What to work on >> Repeat each record exactly. Any picture gets left out.

Data to process >>
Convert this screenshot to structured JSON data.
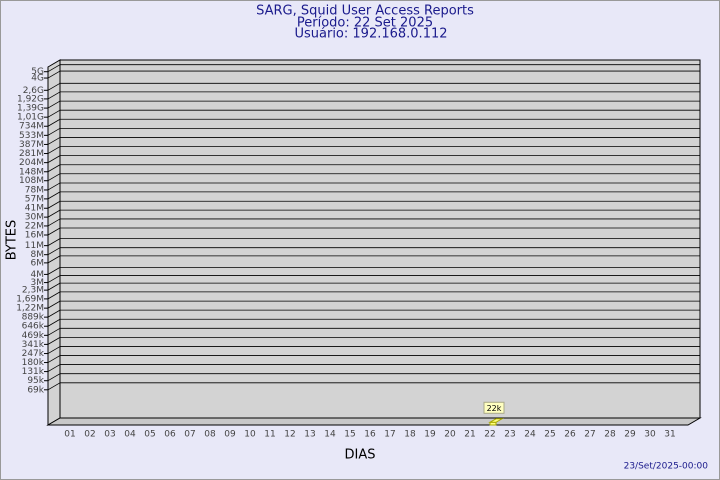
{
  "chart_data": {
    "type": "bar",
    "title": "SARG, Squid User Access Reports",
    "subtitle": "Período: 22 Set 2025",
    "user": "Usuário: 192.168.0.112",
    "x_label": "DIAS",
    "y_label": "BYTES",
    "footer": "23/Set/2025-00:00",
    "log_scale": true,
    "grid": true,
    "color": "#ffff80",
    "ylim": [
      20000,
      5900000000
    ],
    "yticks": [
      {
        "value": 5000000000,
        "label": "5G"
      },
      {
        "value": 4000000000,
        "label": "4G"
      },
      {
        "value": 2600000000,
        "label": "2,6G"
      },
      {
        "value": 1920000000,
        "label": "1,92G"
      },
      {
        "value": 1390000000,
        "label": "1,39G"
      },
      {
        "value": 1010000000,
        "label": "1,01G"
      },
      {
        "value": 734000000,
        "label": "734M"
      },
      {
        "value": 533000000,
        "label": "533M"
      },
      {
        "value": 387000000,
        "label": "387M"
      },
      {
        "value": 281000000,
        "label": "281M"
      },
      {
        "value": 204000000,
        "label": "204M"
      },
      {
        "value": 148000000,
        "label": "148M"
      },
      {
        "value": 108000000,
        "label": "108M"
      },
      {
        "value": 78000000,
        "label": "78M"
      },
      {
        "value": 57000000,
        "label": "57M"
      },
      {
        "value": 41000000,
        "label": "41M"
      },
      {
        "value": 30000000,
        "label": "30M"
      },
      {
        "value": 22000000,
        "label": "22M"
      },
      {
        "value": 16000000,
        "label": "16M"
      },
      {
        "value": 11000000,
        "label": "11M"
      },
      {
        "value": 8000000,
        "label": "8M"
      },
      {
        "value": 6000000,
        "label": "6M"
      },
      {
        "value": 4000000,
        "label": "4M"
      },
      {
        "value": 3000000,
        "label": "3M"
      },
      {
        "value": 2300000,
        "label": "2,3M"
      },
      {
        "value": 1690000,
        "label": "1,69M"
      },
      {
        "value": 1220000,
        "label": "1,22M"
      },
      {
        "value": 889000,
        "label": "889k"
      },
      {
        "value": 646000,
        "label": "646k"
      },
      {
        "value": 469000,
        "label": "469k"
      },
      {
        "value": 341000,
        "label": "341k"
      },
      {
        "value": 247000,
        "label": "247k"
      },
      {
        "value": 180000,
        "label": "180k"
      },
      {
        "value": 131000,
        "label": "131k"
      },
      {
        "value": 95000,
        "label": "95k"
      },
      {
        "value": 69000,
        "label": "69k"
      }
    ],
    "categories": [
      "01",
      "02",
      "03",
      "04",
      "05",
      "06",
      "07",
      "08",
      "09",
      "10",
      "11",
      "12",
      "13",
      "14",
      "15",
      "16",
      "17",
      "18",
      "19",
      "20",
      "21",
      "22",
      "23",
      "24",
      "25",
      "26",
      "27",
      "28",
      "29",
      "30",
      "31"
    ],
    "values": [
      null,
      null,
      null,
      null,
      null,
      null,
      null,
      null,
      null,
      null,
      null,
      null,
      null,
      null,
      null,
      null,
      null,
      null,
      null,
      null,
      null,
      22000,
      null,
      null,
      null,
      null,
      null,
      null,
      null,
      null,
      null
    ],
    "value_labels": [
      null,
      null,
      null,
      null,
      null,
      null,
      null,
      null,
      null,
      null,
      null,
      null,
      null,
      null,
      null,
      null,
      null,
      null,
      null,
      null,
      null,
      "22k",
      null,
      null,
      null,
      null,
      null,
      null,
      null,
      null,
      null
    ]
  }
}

Full response >>
Convert this screenshot to structured JSON data.
{
  "chart_data": {
    "type": "bar",
    "title": "SARG, Squid User Access Reports",
    "subtitle": "Período: 22 Set 2025",
    "user": "Usuário: 192.168.0.112",
    "x_label": "DIAS",
    "y_label": "BYTES",
    "footer": "23/Set/2025-00:00",
    "log_scale": true,
    "grid": true,
    "color": "#ffff80",
    "ylim": [
      20000,
      5900000000
    ],
    "yticks": [
      {
        "value": 5000000000,
        "label": "5G"
      },
      {
        "value": 4000000000,
        "label": "4G"
      },
      {
        "value": 2600000000,
        "label": "2,6G"
      },
      {
        "value": 1920000000,
        "label": "1,92G"
      },
      {
        "value": 1390000000,
        "label": "1,39G"
      },
      {
        "value": 1010000000,
        "label": "1,01G"
      },
      {
        "value": 734000000,
        "label": "734M"
      },
      {
        "value": 533000000,
        "label": "533M"
      },
      {
        "value": 387000000,
        "label": "387M"
      },
      {
        "value": 281000000,
        "label": "281M"
      },
      {
        "value": 204000000,
        "label": "204M"
      },
      {
        "value": 148000000,
        "label": "148M"
      },
      {
        "value": 108000000,
        "label": "108M"
      },
      {
        "value": 78000000,
        "label": "78M"
      },
      {
        "value": 57000000,
        "label": "57M"
      },
      {
        "value": 41000000,
        "label": "41M"
      },
      {
        "value": 30000000,
        "label": "30M"
      },
      {
        "value": 22000000,
        "label": "22M"
      },
      {
        "value": 16000000,
        "label": "16M"
      },
      {
        "value": 11000000,
        "label": "11M"
      },
      {
        "value": 8000000,
        "label": "8M"
      },
      {
        "value": 6000000,
        "label": "6M"
      },
      {
        "value": 4000000,
        "label": "4M"
      },
      {
        "value": 3000000,
        "label": "3M"
      },
      {
        "value": 2300000,
        "label": "2,3M"
      },
      {
        "value": 1690000,
        "label": "1,69M"
      },
      {
        "value": 1220000,
        "label": "1,22M"
      },
      {
        "value": 889000,
        "label": "889k"
      },
      {
        "value": 646000,
        "label": "646k"
      },
      {
        "value": 469000,
        "label": "469k"
      },
      {
        "value": 341000,
        "label": "341k"
      },
      {
        "value": 247000,
        "label": "247k"
      },
      {
        "value": 180000,
        "label": "180k"
      },
      {
        "value": 131000,
        "label": "131k"
      },
      {
        "value": 95000,
        "label": "95k"
      },
      {
        "value": 69000,
        "label": "69k"
      }
    ],
    "categories": [
      "01",
      "02",
      "03",
      "04",
      "05",
      "06",
      "07",
      "08",
      "09",
      "10",
      "11",
      "12",
      "13",
      "14",
      "15",
      "16",
      "17",
      "18",
      "19",
      "20",
      "21",
      "22",
      "23",
      "24",
      "25",
      "26",
      "27",
      "28",
      "29",
      "30",
      "31"
    ],
    "values": [
      null,
      null,
      null,
      null,
      null,
      null,
      null,
      null,
      null,
      null,
      null,
      null,
      null,
      null,
      null,
      null,
      null,
      null,
      null,
      null,
      null,
      22000,
      null,
      null,
      null,
      null,
      null,
      null,
      null,
      null,
      null
    ],
    "value_labels": [
      null,
      null,
      null,
      null,
      null,
      null,
      null,
      null,
      null,
      null,
      null,
      null,
      null,
      null,
      null,
      null,
      null,
      null,
      null,
      null,
      null,
      "22k",
      null,
      null,
      null,
      null,
      null,
      null,
      null,
      null,
      null
    ]
  }
}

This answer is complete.